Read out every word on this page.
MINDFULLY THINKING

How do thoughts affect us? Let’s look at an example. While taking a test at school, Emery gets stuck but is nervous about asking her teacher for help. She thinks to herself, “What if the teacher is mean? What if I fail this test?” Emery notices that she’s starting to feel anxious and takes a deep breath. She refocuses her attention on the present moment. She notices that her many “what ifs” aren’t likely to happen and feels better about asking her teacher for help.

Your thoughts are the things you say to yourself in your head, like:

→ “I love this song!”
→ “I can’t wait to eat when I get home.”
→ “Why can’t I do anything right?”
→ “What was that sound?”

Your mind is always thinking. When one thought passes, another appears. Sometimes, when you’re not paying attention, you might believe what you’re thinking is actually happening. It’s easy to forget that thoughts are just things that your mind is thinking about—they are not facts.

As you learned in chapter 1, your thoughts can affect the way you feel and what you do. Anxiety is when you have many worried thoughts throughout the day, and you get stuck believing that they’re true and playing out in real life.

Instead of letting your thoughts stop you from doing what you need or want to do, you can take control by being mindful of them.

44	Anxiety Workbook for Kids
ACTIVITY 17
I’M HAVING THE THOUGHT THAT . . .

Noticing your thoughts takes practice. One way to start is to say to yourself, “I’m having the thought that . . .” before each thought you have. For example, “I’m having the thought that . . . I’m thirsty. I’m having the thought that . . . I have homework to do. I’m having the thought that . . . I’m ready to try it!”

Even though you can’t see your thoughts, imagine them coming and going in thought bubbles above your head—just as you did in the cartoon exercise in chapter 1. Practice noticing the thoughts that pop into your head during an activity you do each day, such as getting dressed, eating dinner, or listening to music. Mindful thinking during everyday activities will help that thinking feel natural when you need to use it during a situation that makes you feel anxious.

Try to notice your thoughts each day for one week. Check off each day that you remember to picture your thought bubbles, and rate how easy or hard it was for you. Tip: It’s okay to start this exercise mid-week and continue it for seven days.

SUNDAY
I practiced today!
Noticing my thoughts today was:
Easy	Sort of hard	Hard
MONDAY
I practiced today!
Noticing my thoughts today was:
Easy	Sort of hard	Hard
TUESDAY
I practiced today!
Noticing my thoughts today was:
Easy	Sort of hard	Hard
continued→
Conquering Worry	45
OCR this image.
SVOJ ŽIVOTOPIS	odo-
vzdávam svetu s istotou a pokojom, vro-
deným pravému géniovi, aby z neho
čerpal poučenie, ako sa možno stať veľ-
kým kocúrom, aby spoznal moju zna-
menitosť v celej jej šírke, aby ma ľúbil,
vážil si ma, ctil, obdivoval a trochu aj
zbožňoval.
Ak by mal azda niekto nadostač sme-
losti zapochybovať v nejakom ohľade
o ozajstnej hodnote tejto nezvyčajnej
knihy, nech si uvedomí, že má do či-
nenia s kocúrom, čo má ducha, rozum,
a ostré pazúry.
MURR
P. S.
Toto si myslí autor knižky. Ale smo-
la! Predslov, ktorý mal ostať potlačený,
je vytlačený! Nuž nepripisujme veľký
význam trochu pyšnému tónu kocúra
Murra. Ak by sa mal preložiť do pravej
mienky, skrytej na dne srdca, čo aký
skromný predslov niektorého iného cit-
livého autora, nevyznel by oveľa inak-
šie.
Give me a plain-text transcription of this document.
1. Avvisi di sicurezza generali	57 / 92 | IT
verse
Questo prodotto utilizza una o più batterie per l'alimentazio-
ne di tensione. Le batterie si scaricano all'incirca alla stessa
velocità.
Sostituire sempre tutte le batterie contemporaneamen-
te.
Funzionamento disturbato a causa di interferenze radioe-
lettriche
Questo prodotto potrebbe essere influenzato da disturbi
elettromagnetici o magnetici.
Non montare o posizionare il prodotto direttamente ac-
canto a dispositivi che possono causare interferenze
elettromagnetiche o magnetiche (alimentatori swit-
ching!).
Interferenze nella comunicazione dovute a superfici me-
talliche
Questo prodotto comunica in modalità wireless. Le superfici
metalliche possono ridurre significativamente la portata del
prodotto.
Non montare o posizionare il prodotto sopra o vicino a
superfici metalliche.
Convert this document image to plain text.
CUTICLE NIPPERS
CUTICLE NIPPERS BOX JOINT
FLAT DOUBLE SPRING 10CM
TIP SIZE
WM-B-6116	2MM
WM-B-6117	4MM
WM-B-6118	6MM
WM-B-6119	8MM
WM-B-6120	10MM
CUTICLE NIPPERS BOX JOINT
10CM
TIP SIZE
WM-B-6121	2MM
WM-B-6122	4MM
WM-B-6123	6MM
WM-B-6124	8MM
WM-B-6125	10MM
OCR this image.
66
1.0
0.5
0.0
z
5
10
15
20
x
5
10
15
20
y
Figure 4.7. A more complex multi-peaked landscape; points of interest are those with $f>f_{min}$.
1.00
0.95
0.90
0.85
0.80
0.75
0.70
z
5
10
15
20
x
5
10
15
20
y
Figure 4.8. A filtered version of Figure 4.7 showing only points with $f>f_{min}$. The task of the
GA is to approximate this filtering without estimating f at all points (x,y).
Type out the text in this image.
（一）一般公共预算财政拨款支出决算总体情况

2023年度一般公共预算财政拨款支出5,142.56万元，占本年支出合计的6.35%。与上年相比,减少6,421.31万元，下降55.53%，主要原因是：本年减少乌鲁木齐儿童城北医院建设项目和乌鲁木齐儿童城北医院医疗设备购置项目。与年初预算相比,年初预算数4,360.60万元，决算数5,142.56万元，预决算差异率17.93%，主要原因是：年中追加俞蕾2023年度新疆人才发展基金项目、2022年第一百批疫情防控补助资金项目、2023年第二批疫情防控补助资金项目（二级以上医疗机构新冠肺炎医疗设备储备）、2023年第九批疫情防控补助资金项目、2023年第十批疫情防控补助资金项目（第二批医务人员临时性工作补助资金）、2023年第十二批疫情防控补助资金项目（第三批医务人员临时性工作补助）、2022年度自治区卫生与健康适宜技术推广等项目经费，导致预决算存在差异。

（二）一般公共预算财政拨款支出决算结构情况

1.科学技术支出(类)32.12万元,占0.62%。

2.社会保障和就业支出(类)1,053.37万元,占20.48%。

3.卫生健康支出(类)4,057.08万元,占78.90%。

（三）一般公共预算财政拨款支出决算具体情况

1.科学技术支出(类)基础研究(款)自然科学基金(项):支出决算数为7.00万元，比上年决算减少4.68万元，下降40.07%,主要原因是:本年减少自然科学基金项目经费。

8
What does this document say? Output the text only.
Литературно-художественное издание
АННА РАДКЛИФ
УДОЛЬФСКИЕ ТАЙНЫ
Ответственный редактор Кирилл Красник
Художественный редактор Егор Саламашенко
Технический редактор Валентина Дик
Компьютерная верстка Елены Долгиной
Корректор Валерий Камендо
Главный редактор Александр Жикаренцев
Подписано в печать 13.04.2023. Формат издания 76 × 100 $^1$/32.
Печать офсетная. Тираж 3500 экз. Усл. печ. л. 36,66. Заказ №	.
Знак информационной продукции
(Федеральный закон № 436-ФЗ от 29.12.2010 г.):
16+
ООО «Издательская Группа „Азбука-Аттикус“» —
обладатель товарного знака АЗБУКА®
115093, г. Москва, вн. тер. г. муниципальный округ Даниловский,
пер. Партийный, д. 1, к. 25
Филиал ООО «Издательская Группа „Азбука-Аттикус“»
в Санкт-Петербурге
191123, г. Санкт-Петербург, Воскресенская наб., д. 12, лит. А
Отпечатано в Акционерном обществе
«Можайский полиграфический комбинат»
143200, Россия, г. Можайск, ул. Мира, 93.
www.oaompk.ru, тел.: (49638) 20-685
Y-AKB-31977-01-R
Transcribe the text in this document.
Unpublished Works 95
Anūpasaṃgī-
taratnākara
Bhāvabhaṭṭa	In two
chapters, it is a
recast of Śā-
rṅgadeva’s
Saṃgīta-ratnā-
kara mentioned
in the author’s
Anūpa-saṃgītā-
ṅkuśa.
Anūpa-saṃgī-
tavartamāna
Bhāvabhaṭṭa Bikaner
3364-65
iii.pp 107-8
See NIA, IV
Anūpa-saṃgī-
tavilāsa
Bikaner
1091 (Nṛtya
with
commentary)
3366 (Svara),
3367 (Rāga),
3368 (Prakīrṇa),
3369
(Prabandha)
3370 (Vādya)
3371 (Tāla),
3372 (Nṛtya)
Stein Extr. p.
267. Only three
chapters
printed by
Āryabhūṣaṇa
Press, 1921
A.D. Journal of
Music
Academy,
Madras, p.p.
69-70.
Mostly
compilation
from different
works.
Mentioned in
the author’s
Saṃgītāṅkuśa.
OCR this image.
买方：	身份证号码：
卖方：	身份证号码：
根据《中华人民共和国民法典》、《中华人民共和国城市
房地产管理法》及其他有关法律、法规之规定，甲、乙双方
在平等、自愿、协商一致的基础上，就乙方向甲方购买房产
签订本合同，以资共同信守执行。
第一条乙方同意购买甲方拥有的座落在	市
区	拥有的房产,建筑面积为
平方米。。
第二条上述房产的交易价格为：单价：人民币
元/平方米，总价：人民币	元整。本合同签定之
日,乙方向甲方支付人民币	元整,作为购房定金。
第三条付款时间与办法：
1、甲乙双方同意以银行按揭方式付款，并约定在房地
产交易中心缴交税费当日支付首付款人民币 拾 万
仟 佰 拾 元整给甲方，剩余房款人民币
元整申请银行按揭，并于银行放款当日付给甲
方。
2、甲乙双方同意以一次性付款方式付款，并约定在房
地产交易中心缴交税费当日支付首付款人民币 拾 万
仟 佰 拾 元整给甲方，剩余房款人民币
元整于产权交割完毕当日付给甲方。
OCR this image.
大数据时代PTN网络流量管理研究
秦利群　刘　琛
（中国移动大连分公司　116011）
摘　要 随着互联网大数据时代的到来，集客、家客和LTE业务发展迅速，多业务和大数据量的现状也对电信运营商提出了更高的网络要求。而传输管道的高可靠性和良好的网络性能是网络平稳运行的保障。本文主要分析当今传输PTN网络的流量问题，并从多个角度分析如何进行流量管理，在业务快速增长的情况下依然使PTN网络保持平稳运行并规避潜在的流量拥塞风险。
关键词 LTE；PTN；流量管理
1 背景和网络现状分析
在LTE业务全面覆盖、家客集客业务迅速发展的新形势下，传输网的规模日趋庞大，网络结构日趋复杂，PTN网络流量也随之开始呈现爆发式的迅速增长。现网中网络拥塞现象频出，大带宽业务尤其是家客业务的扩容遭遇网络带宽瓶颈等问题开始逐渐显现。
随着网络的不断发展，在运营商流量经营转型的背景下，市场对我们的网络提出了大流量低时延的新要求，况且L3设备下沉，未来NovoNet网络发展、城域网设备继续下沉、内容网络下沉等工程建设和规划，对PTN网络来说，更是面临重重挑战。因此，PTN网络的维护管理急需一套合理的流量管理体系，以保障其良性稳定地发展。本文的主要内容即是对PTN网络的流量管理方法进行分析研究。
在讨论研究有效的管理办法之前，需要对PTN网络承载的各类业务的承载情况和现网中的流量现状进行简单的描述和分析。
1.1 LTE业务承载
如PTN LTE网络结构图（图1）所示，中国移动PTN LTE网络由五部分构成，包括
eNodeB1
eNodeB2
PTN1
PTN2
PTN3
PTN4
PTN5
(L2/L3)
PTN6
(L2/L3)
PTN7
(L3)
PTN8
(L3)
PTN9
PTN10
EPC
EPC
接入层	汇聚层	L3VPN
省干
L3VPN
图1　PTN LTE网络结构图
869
####
● Exercise instructions
Pick out each line in the material containing "prodotto".

● Response below
Questo prodotto utilizza una o più batterie per l'alimentazio-
Questo prodotto potrebbe essere influenzato da disturbi
Non montare o posizionare il prodotto direttamente ac-
Questo prodotto comunica in modalità wireless. Le superfici
prodotto.
Non montare o posizionare il prodotto sopra o vicino a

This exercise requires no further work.